## Task description:
Find the string "represent" and gather every line that holds it.

## Data records:
═══

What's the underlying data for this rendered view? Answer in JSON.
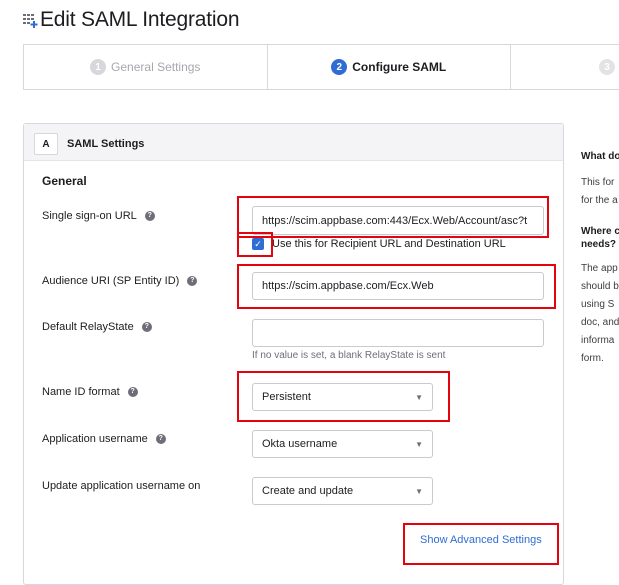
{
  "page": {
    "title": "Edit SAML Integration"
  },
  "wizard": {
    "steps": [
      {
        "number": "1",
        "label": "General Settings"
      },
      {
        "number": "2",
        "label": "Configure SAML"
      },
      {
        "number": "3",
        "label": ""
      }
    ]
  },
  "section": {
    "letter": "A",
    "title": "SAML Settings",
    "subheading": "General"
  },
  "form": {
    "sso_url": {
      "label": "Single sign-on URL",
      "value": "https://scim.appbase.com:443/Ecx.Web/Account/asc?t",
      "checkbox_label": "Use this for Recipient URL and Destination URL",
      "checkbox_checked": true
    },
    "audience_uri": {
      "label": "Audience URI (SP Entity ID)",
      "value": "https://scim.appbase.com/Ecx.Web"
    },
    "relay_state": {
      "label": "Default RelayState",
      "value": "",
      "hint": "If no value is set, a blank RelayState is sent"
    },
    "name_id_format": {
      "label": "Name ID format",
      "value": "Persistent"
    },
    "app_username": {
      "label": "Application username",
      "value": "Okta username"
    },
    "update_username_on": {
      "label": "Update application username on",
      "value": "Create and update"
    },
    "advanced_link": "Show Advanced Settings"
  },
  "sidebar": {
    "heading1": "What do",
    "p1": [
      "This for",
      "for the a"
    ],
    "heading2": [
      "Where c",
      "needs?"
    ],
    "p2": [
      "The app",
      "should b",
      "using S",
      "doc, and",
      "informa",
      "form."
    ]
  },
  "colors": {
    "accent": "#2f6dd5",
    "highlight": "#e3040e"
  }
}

═══

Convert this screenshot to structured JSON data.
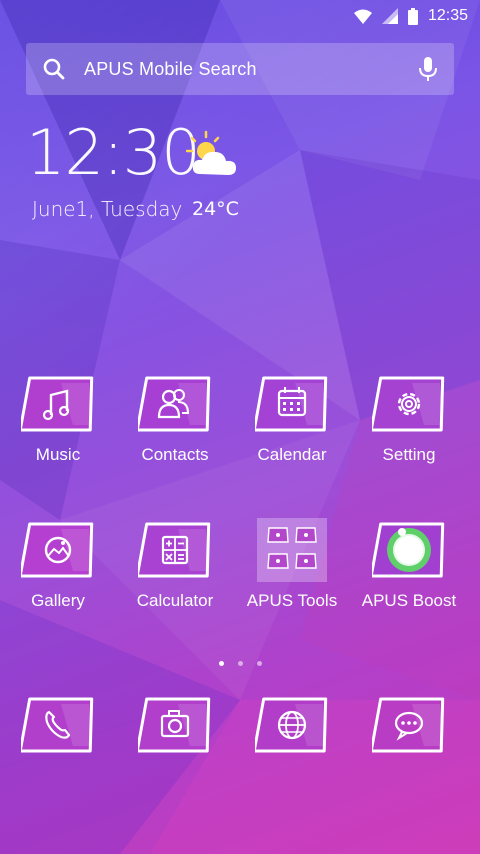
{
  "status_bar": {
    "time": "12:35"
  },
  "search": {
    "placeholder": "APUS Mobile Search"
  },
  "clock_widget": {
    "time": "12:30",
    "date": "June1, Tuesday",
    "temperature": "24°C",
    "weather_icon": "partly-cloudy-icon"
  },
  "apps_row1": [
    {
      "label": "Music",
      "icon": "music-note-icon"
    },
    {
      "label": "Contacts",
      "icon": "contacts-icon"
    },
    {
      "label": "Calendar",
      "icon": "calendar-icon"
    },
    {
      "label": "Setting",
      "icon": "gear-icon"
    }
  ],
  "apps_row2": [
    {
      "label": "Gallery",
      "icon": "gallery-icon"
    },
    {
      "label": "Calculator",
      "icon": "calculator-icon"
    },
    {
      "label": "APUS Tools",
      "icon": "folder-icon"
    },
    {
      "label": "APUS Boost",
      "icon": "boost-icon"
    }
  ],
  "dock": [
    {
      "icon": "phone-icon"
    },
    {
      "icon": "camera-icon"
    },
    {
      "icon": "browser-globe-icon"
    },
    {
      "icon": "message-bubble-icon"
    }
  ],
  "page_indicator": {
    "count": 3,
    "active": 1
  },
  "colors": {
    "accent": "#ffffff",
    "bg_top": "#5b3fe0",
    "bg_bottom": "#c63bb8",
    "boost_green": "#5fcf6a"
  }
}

═══

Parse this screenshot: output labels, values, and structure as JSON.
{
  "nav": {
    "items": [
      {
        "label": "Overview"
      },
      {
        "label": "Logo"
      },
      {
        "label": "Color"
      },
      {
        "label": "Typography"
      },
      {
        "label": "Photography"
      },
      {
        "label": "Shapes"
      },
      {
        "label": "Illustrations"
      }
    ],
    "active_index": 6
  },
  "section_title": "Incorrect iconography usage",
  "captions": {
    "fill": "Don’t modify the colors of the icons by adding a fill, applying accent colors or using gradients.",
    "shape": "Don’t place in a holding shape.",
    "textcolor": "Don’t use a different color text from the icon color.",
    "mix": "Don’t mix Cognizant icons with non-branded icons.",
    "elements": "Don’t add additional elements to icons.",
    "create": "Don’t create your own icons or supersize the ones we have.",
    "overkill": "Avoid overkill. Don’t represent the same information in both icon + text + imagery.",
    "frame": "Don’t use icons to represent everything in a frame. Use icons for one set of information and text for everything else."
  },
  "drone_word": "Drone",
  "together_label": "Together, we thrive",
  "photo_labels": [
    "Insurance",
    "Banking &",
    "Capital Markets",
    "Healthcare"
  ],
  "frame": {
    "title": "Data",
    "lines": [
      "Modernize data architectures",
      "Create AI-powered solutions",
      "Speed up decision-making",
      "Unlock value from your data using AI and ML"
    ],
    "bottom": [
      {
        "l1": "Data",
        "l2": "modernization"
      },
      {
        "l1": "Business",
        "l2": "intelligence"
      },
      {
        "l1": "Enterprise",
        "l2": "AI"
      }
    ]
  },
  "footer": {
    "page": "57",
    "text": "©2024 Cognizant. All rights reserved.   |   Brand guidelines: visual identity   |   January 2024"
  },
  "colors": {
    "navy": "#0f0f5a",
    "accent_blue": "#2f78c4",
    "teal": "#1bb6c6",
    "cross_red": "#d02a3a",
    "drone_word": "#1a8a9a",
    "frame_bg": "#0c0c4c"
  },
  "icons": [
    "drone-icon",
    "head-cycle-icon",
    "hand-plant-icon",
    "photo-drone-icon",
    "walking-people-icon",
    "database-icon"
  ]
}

═══

## The output:
    "overkill": "Avoid overkill. Don’t represent the same information in both icon + text + imagery.",
    "frame": "Don’t use icons to represent everything in a frame. Use icons for one set of information and text for everything else."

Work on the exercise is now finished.